* BEGIN *

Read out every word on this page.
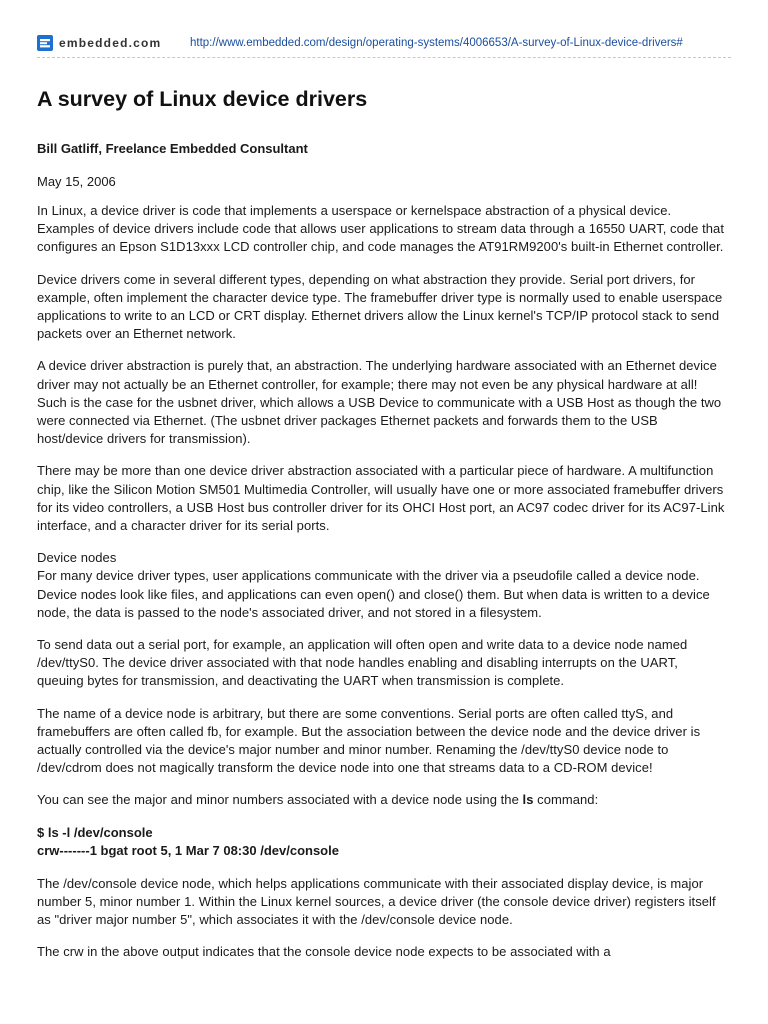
embedded.com http://www.embedded.com/design/operating-systems/4006653/A-survey-of-Linux-device-drivers#
A survey of Linux device drivers
Bill Gatliff, Freelance Embedded Consultant
May 15, 2006

In Linux, a device driver is code that implements a userspace or kernelspace abstraction of a physical device. Examples of device drivers include code that allows user applications to stream data through a 16550 UART, code that configures an Epson S1D13xxx LCD controller chip, and code manages the AT91RM9200's built-in Ethernet controller.

Device drivers come in several different types, depending on what abstraction they provide. Serial port drivers, for example, often implement the character device type. The framebuffer driver type is normally used to enable userspace applications to write to an LCD or CRT display. Ethernet drivers allow the Linux kernel's TCP/IP protocol stack to send packets over an Ethernet network.

A device driver abstraction is purely that, an abstraction. The underlying hardware associated with an Ethernet device driver may not actually be an Ethernet controller, for example; there may not even be any physical hardware at all! Such is the case for the usbnet driver, which allows a USB Device to communicate with a USB Host as though the two were connected via Ethernet. (The usbnet driver packages Ethernet packets and forwards them to the USB host/device drivers for transmission).

There may be more than one device driver abstraction associated with a particular piece of hardware. A multifunction chip, like the Silicon Motion SM501 Multimedia Controller, will usually have one or more associated framebuffer drivers for its video controllers, a USB Host bus controller driver for its OHCI Host port, an AC97 codec driver for its AC97-Link interface, and a character driver for its serial ports.

Device nodes
For many device driver types, user applications communicate with the driver via a pseudofile called a device node. Device nodes look like files, and applications can even open() and close() them. But when data is written to a device node, the data is passed to the node's associated driver, and not stored in a filesystem.

To send data out a serial port, for example, an application will often open and write data to a device node named /dev/ttyS0. The device driver associated with that node handles enabling and disabling interrupts on the UART, queuing bytes for transmission, and deactivating the UART when transmission is complete.

The name of a device node is arbitrary, but there are some conventions. Serial ports are often called ttyS, and framebuffers are often called fb, for example. But the association between the device node and the device driver is actually controlled via the device's major number and minor number. Renaming the /dev/ttyS0 device node to /dev/cdrom does not magically transform the device node into one that streams data to a CD-ROM device!

You can see the major and minor numbers associated with a device node using the ls command:

$ ls -l /dev/console
crw-------1 bgat root 5, 1 Mar 7 08:30 /dev/console

The /dev/console device node, which helps applications communicate with their associated display device, is major number 5, minor number 1. Within the Linux kernel sources, a device driver (the console device driver) registers itself as "driver major number 5", which associates it with the /dev/console device node.

The crw in the above output indicates that the console device node expects to be associated with a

* END *

## Given exercise
Pick out each line containing "Host" and report it.

## Expected output
A device driver abstraction is purely that, an abstraction. The underlying hardware associated with an Ethernet device driver may not actually be an Ethernet controller, for example; there may not even be any physical hardware at all! Such is the case for the usbnet driver, which allows a USB Device to communicate with a USB Host as though the two were connected via Ethernet. (The usbnet driver packages Ethernet packets and forwards them to the USB host/device drivers for transmission).
There may be more than one device driver abstraction associated with a particular piece of hardware. A multifunction chip, like the Silicon Motion SM501 Multimedia Controller, will usually have one or more associated framebuffer drivers for its video controllers, a USB Host bus controller driver for its OHCI Host port, an AC97 codec driver for its AC97-Link interface, and a character driver for its serial ports.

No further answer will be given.